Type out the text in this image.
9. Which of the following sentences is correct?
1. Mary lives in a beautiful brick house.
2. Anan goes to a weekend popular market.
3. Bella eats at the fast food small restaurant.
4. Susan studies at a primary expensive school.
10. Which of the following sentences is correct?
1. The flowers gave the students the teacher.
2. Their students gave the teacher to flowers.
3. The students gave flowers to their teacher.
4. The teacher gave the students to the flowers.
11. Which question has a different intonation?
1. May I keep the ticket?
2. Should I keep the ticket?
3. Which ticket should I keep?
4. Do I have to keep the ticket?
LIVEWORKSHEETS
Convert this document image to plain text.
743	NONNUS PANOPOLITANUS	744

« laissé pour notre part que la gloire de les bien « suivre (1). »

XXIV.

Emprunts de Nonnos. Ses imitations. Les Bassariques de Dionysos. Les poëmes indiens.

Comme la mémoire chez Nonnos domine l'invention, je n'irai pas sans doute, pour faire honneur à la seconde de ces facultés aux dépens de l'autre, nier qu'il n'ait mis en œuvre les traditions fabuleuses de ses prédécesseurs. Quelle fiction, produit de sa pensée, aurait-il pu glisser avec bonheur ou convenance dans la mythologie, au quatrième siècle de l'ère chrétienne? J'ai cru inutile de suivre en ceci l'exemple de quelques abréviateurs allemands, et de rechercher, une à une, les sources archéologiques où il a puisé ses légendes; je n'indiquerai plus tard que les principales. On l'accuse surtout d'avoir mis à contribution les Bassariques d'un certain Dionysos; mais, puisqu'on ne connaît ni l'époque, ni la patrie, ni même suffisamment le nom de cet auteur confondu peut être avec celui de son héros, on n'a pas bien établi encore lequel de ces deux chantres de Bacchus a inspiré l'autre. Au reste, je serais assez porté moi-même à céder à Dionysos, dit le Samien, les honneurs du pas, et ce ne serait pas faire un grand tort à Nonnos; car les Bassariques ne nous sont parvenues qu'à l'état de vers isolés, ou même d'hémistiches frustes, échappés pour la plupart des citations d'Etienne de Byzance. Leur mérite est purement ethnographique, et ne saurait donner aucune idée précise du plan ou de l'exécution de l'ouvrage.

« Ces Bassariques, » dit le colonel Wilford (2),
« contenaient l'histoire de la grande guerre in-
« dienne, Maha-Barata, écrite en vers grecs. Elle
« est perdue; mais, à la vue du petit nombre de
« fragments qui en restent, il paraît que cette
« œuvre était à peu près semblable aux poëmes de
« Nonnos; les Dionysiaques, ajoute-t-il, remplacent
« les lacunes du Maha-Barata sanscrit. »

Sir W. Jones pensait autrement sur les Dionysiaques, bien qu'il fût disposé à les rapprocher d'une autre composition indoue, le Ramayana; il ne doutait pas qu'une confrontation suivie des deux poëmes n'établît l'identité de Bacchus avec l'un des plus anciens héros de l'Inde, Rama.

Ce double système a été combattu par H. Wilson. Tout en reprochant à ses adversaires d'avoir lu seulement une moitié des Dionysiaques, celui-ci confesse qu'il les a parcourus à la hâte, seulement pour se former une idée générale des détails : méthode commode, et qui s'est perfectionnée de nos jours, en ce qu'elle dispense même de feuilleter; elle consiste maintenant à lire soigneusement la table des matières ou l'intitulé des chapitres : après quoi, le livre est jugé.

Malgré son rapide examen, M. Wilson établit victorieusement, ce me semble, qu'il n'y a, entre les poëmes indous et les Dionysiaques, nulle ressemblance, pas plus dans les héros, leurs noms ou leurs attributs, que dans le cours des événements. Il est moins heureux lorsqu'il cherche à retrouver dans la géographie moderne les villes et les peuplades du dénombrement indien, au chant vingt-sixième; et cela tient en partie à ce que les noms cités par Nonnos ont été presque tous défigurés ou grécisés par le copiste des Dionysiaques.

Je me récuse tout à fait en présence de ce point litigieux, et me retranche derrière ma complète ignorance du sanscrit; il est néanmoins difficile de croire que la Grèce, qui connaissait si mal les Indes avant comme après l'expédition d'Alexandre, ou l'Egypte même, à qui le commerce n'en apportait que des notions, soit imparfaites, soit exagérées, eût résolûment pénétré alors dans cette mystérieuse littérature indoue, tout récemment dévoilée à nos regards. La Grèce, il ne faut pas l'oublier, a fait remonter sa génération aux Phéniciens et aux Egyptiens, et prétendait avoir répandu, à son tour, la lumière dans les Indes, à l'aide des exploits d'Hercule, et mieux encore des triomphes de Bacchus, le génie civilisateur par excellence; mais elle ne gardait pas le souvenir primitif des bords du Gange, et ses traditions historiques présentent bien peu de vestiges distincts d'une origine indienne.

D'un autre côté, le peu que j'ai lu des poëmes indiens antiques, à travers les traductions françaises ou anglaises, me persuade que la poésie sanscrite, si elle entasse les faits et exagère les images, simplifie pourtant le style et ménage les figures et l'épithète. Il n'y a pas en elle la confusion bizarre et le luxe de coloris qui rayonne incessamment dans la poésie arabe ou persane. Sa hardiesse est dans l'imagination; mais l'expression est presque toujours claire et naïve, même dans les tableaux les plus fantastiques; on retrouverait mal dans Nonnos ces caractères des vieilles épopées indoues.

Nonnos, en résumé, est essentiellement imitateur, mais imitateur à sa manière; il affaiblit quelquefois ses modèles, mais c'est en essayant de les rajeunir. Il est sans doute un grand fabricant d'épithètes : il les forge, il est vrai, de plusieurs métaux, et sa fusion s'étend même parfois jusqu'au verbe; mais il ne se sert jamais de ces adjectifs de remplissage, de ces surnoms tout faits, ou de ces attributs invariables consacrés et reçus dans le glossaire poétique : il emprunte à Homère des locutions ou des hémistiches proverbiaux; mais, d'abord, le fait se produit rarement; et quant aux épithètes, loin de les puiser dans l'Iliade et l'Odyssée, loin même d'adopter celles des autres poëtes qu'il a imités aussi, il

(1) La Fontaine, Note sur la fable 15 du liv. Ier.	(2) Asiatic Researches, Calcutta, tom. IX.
************
Directions ▸
Your task is to output all of the data above word for word.

Answer to this problem ▸
Type out the text in this image.
9. Which of the following sentences is correct?
1. Mary lives in a beautiful brick house.
2. Anan goes to a weekend popular market.
3. Bella eats at the fast food small restaurant.
4. Susan studies at a primary expensive school.
10. Which of the following sentences is correct?
1. The flowers gave the students the teacher.
2. Their students gave the teacher to flowers.
3. The students gave flowers to their teacher.
4. The teacher gave the students to the flowers.
11. Which question has a different intonation?
1. May I keep the ticket?
2. Should I keep the ticket?
3. Which ticket should I keep?
4. Do I have to keep the ticket?
LIVEWORKSHEETS
Convert this document image to plain text.
743	NONNUS PANOPOLITANUS	744

« laissé pour notre part que la gloire de les bien « suivre (1). »

XXIV.

Emprunts de Nonnos. Ses imitations. Les Bassariques de Dionysos. Les poëmes indiens.

Comme la mémoire chez Nonnos domine l'invention, je n'irai pas sans doute, pour faire honneur à la seconde de ces facultés aux dépens de l'autre, nier qu'il n'ait mis en œuvre les traditions fabuleuses de ses prédécesseurs. Quelle fiction, produit de sa pensée, aurait-il pu glisser avec bonheur ou convenance dans la mythologie, au quatrième siècle de l'ère chrétienne? J'ai cru inutile de suivre en ceci l'exemple de quelques abréviateurs allemands, et de rechercher, une à une, les sources archéologiques où il a puisé ses légendes; je n'indiquerai plus tard que les principales. On l'accuse surtout d'avoir mis à contribution les Bassariques d'un certain Dionysos; mais, puisqu'on ne connaît ni l'époque, ni la patrie, ni même suffisamment le nom de cet auteur confondu peut être avec celui de son héros, on n'a pas bien établi encore lequel de ces deux chantres de Bacchus a inspiré l'autre. Au reste, je serais assez porté moi-même à céder à Dionysos, dit le Samien, les honneurs du pas, et ce ne serait pas faire un grand tort à Nonnos; car les Bassariques ne nous sont parvenues qu'à l'état de vers isolés, ou même d'hémistiches frustes, échappés pour la plupart des citations d'Etienne de Byzance. Leur mérite est purement ethnographique, et ne saurait donner aucune idée précise du plan ou de l'exécution de l'ouvrage.

« Ces Bassariques, » dit le colonel Wilford (2),
« contenaient l'histoire de la grande guerre in-
« dienne, Maha-Barata, écrite en vers grecs. Elle
« est perdue; mais, à la vue du petit nombre de
« fragments qui en restent, il paraît que cette
« œuvre était à peu près semblable aux poëmes de
« Nonnos; les Dionysiaques, ajoute-t-il, remplacent
« les lacunes du Maha-Barata sanscrit. »

Sir W. Jones pensait autrement sur les Dionysiaques, bien qu'il fût disposé à les rapprocher d'une autre composition indoue, le Ramayana; il ne doutait pas qu'une confrontation suivie des deux poëmes n'établît l'identité de Bacchus avec l'un des plus anciens héros de l'Inde, Rama.

Ce double système a été combattu par H. Wilson. Tout en reprochant à ses adversaires d'avoir lu seulement une moitié des Dionysiaques, celui-ci confesse qu'il les a parcourus à la hâte, seulement pour se former une idée générale des détails : méthode commode, et qui s'est perfectionnée de nos jours, en ce qu'elle dispense même de feuilleter; elle consiste maintenant à lire soigneusement la table des matières ou l'intitulé des chapitres : après quoi, le livre est jugé.

Malgré son rapide examen, M. Wilson établit victorieusement, ce me semble, qu'il n'y a, entre les poëmes indous et les Dionysiaques, nulle ressemblance, pas plus dans les héros, leurs noms ou leurs attributs, que dans le cours des événements. Il est moins heureux lorsqu'il cherche à retrouver dans la géographie moderne les villes et les peuplades du dénombrement indien, au chant vingt-sixième; et cela tient en partie à ce que les noms cités par Nonnos ont été presque tous défigurés ou grécisés par le copiste des Dionysiaques.

Je me récuse tout à fait en présence de ce point litigieux, et me retranche derrière ma complète ignorance du sanscrit; il est néanmoins difficile de croire que la Grèce, qui connaissait si mal les Indes avant comme après l'expédition d'Alexandre, ou l'Egypte même, à qui le commerce n'en apportait que des notions, soit imparfaites, soit exagérées, eût résolûment pénétré alors dans cette mystérieuse littérature indoue, tout récemment dévoilée à nos regards. La Grèce, il ne faut pas l'oublier, a fait remonter sa génération aux Phéniciens et aux Egyptiens, et prétendait avoir répandu, à son tour, la lumière dans les Indes, à l'aide des exploits d'Hercule, et mieux encore des triomphes de Bacchus, le génie civilisateur par excellence; mais elle ne gardait pas le souvenir primitif des bords du Gange, et ses traditions historiques présentent bien peu de vestiges distincts d'une origine indienne.

D'un autre côté, le peu que j'ai lu des poëmes indiens antiques, à travers les traductions françaises ou anglaises, me persuade que la poésie sanscrite, si elle entasse les faits et exagère les images, simplifie pourtant le style et ménage les figures et l'épithète. Il n'y a pas en elle la confusion bizarre et le luxe de coloris qui rayonne incessamment dans la poésie arabe ou persane. Sa hardiesse est dans l'imagination; mais l'expression est presque toujours claire et naïve, même dans les tableaux les plus fantastiques; on retrouverait mal dans Nonnos ces caractères des vieilles épopées indoues.

Nonnos, en résumé, est essentiellement imitateur, mais imitateur à sa manière; il affaiblit quelquefois ses modèles, mais c'est en essayant de les rajeunir. Il est sans doute un grand fabricant d'épithètes : il les forge, il est vrai, de plusieurs métaux, et sa fusion s'étend même parfois jusqu'au verbe; mais il ne se sert jamais de ces adjectifs de remplissage, de ces surnoms tout faits, ou de ces attributs invariables consacrés et reçus dans le glossaire poétique : il emprunte à Homère des locutions ou des hémistiches proverbiaux; mais, d'abord, le fait se produit rarement; et quant aux épithètes, loin de les puiser dans l'Iliade et l'Odyssée, loin même d'adopter celles des autres poëtes qu'il a imités aussi, il

(1) La Fontaine, Note sur la fable 15 du liv. Ier.	(2) Asiatic Researches, Calcutta, tom. IX.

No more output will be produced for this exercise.